> [Set exercise]: Return each line holding the string "University".

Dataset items
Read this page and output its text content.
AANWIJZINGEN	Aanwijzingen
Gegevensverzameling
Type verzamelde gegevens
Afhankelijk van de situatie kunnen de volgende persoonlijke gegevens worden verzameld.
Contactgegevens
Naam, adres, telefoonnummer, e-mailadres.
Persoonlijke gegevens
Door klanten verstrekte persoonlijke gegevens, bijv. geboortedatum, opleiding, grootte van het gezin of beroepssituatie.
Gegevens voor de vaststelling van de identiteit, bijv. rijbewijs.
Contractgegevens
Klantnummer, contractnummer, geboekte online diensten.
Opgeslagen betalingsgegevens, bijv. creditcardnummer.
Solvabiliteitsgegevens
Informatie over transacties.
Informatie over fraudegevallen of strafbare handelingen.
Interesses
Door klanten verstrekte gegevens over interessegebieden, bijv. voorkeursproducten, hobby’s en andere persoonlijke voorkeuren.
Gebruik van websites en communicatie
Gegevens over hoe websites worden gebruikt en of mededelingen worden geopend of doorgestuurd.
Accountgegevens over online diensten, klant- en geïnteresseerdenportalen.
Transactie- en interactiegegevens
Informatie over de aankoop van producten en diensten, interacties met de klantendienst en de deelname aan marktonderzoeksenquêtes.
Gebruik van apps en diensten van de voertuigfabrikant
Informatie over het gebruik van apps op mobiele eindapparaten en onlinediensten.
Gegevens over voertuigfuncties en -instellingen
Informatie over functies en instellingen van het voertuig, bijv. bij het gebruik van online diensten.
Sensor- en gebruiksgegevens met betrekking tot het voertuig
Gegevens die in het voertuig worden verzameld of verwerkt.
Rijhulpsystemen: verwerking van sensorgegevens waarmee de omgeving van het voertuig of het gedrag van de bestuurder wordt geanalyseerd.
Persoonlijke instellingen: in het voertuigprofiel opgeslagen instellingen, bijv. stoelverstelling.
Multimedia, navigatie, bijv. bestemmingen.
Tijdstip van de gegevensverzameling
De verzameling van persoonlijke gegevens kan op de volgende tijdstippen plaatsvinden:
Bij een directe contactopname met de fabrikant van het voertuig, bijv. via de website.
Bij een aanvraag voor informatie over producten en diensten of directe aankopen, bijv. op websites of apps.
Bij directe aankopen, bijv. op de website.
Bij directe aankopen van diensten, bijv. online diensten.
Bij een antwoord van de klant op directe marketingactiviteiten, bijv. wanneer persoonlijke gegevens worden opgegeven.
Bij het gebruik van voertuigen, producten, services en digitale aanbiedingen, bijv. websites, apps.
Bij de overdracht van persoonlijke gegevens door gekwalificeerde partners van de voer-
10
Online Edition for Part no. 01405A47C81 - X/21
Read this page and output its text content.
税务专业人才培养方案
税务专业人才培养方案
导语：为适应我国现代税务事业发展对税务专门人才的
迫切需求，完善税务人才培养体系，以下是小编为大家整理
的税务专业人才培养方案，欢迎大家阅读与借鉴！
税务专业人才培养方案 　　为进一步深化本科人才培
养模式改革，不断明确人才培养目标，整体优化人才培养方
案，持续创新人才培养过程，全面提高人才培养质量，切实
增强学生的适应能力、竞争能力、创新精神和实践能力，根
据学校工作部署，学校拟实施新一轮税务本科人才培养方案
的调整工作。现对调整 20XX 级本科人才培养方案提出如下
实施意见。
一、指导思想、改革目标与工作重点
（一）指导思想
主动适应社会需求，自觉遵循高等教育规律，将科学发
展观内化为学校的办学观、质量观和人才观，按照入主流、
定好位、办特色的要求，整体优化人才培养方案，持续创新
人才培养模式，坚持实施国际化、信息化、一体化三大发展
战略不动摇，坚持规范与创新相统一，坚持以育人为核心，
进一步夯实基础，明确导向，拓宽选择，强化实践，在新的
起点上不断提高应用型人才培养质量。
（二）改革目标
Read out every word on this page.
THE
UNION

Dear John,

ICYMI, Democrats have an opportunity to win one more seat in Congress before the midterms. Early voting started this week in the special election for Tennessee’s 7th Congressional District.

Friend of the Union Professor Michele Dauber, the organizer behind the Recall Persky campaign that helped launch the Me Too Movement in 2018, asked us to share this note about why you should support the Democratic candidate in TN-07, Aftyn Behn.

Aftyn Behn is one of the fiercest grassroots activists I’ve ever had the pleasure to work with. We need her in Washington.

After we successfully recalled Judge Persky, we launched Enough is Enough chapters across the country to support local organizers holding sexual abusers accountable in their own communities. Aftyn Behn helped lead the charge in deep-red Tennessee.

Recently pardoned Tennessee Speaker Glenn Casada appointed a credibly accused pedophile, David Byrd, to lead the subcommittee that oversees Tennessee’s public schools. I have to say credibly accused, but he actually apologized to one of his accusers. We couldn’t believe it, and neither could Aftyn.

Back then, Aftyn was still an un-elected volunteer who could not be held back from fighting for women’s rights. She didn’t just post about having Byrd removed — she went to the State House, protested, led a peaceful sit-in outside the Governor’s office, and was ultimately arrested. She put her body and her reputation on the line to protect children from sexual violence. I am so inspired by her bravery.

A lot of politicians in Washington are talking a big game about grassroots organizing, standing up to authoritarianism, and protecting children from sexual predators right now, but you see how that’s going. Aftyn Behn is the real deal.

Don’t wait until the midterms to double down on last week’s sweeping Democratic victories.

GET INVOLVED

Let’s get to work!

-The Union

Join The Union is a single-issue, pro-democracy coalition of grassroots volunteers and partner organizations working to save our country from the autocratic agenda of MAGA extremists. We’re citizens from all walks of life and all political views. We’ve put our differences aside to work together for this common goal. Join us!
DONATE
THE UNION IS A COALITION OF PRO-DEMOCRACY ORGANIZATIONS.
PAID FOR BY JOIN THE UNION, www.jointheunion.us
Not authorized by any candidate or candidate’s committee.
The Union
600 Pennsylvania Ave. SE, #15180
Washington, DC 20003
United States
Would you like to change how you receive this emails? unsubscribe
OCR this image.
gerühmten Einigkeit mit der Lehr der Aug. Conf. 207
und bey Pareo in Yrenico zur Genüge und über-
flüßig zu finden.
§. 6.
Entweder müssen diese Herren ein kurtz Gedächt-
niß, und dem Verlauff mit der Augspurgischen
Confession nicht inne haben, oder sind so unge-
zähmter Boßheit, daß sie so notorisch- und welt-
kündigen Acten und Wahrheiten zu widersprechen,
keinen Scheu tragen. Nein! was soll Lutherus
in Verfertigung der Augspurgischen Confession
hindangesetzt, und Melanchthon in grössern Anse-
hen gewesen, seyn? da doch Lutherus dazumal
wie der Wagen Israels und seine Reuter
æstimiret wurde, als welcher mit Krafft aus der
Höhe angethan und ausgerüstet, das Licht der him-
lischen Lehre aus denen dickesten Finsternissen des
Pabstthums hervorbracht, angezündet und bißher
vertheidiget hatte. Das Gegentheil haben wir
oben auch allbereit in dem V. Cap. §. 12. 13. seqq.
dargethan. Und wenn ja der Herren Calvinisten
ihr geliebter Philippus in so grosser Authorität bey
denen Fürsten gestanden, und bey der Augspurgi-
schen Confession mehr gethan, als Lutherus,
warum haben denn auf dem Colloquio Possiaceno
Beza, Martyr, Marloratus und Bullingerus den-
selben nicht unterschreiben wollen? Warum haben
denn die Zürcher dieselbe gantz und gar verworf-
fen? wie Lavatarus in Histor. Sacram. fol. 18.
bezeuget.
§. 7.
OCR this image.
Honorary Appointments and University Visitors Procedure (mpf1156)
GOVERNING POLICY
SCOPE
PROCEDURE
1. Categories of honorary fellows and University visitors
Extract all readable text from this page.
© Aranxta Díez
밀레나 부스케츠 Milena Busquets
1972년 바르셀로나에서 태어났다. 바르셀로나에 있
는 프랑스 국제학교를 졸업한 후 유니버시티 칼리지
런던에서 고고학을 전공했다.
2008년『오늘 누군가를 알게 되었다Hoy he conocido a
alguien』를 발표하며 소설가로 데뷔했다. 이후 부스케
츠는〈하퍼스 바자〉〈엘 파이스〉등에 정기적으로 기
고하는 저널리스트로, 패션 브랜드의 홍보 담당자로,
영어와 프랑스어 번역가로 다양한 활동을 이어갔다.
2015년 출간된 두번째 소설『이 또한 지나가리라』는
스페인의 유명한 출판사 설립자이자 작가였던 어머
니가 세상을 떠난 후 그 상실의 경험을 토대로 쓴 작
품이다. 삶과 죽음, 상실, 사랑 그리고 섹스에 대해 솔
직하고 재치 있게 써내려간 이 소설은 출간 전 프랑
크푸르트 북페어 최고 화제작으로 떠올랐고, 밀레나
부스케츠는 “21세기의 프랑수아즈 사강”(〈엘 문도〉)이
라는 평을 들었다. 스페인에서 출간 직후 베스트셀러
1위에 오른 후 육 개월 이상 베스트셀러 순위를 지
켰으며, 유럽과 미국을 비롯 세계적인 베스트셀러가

> [Response]:
Honorary Appointments and University Visitors Procedure (mpf1156)
1. Categories of honorary fellows and University visitors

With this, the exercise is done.